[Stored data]
**********

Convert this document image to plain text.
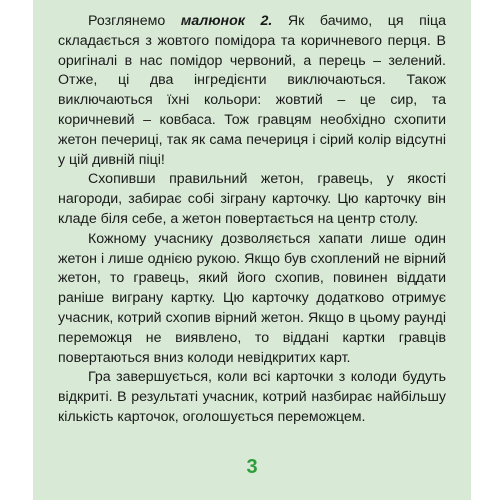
Розглянемо малюнок 2. Як бачимо, ця піца складається з жовтого помідора та коричневого перця. В оригіналі в нас помідор червоний, а перець – зелений. Отже, ці два інгредієнти виключаються. Також виключаються їхні кольори: жовтий – це сир, та коричневий – ковбаса. Тож гравцям необхідно схопити жетон печериці, так як сама печериця і сірий колір відсутні у цій дивній піці!

Схопивши правильний жетон, гравець, у якості нагороди, забирає собі зіграну карточку. Цю карточку він кладе біля себе, а жетон повертається на центр столу.

Кожному учаснику дозволяється хапати лише один жетон і лише однією рукою. Якщо був схоплений не вірний жетон, то гравець, який його схопив, повинен віддати раніше виграну картку. Цю карточку додатково отримує учасник, котрий схопив вірний жетон. Якщо в цьому раунді переможця не виявлено, то віддані картки гравців повертаються вниз колоди невідкритих карт.

Гра завершується, коли всі карточки з колоди будуть відкриті. В результаті учасник, котрий назбирає найбільшу кількість карточок, оголошується переможцем.

3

**********

- [Job]:
Scan the records for the string "котрий". Copy each line in which it appears.

- [Written solution]:
Кожному учаснику дозволяється хапати лише один жетон і лише однією рукою. Якщо був схоплений не вірний жетон, то гравець, який його схопив, повинен віддати раніше виграну картку. Цю карточку додатково отримує учасник, котрий схопив вірний жетон. Якщо в цьому раунді переможця не виявлено, то віддані картки гравців повертаються вниз колоди невідкритих карт.
Гра завершується, коли всі карточки з колоди будуть відкриті. В результаті учасник, котрий назбирає найбільшу кількість карточок, оголошується переможцем.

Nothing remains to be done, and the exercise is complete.